_INSTRUCTIONS TO FOLLOW_
Word for word, give the material below again, minus any images.

_SOURCE DATA_
_ _ _
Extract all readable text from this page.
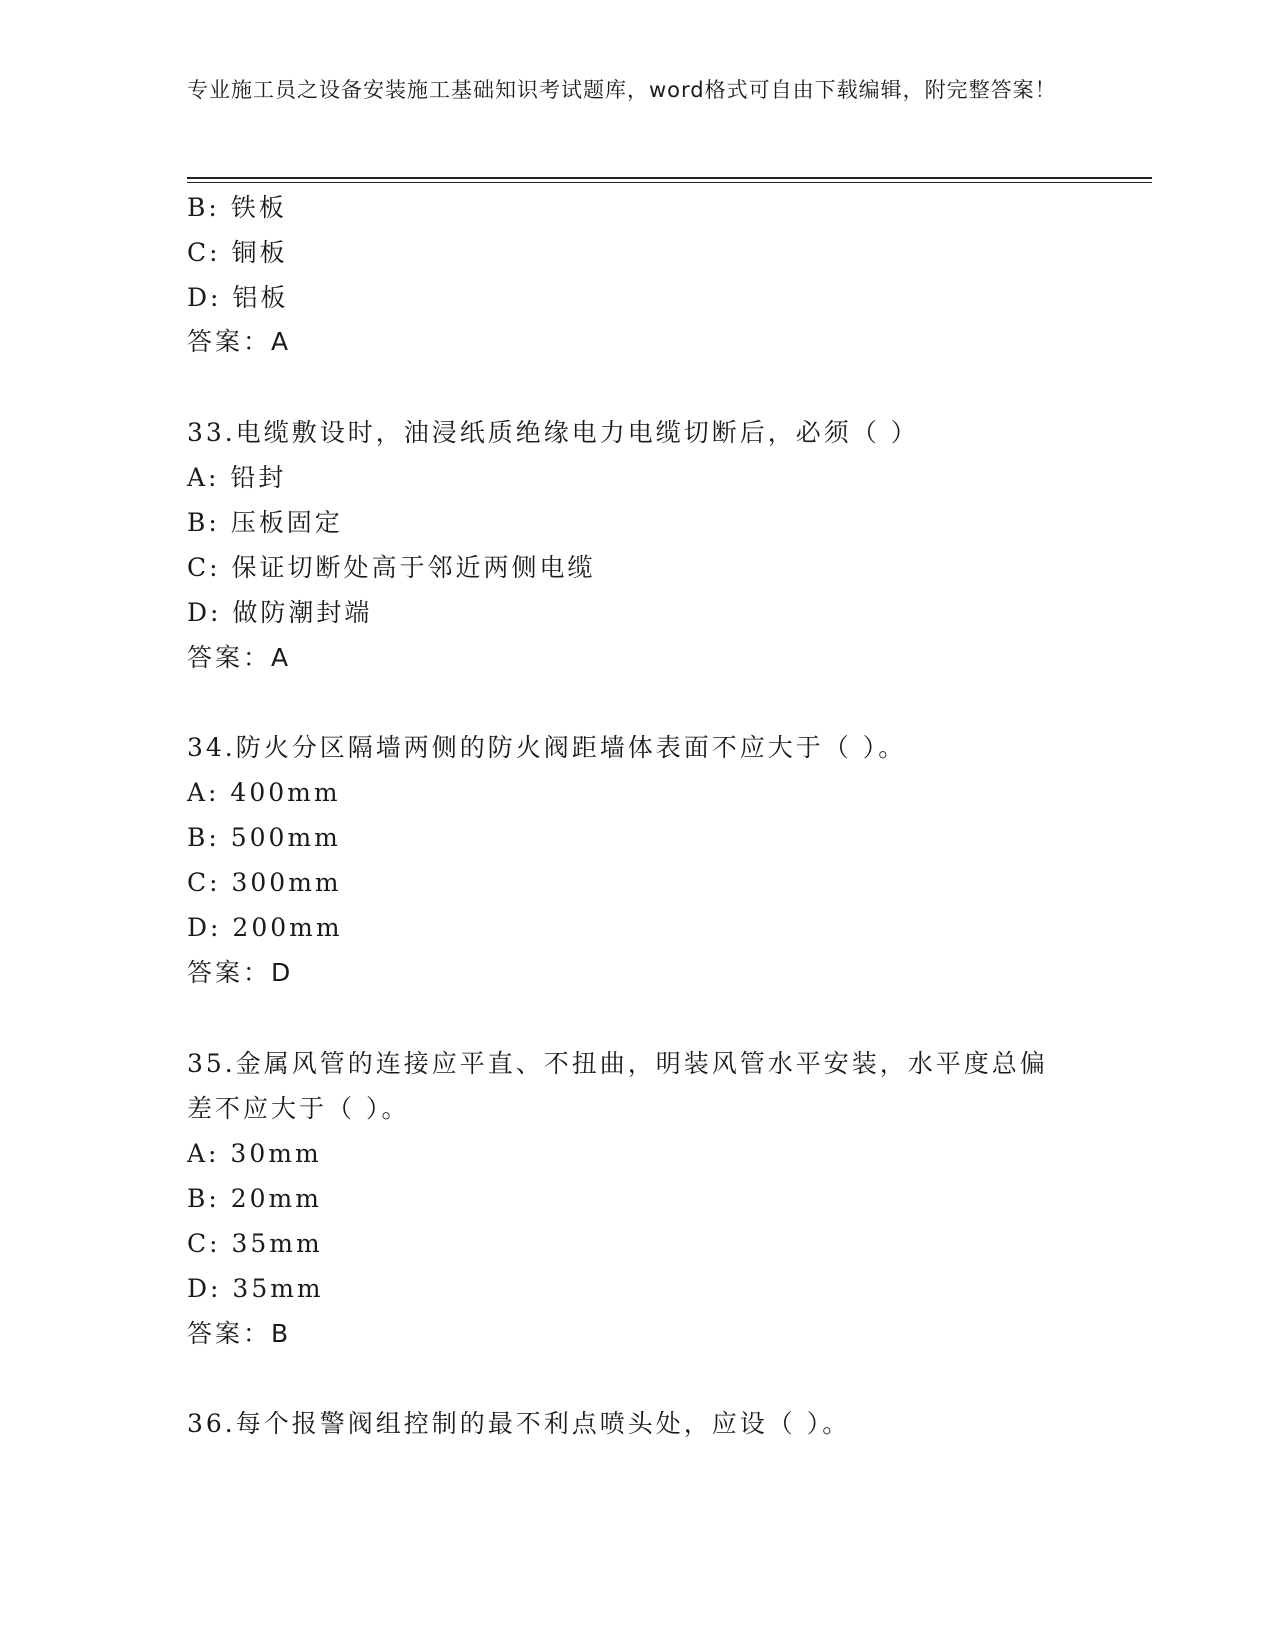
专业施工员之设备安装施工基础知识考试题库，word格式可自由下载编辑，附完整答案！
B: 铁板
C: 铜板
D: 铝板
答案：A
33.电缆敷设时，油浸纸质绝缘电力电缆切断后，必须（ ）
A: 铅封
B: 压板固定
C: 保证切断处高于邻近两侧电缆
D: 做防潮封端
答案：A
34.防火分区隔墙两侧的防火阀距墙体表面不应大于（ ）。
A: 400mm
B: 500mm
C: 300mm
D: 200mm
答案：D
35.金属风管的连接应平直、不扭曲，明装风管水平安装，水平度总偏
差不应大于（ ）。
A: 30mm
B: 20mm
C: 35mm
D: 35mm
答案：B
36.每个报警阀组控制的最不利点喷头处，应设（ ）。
_ _ _
_SOLUTION TO THIS EXERCISE_
Extract all readable text from this page.
专业施工员之设备安装施工基础知识考试题库，word格式可自由下载编辑，附完整答案！
B: 铁板
C: 铜板
D: 铝板
答案：A
33.电缆敷设时，油浸纸质绝缘电力电缆切断后，必须（ ）
A: 铅封
B: 压板固定
C: 保证切断处高于邻近两侧电缆
D: 做防潮封端
答案：A
34.防火分区隔墙两侧的防火阀距墙体表面不应大于（ ）。
A: 400mm
B: 500mm
C: 300mm
D: 200mm
答案：D
35.金属风管的连接应平直、不扭曲，明装风管水平安装，水平度总偏
差不应大于（ ）。
A: 30mm
B: 20mm
C: 35mm
D: 35mm
答案：B
36.每个报警阀组控制的最不利点喷头处，应设（ ）。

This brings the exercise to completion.